◆ SET EXERCISE ◆
Go through the records and show each line where the word "color" occurs.

[Records about charts and figures]

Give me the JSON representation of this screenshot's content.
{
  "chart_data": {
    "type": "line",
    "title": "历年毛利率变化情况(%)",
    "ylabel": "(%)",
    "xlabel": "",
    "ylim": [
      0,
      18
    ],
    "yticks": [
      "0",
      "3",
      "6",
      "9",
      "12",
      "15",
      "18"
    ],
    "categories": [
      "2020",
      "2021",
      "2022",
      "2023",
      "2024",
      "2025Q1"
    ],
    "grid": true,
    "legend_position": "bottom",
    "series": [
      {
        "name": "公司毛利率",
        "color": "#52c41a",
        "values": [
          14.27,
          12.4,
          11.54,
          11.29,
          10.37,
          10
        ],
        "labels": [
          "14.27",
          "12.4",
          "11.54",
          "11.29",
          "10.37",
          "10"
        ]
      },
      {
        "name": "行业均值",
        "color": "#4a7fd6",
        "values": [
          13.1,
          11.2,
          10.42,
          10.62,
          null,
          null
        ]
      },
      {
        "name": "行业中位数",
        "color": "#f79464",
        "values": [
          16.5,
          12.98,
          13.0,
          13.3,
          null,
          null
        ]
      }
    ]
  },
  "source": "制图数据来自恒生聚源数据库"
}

◆ COMPLETE ANSWER ◆
        "color": "#52c41a",
        "color": "#4a7fd6",
        "color": "#f79464",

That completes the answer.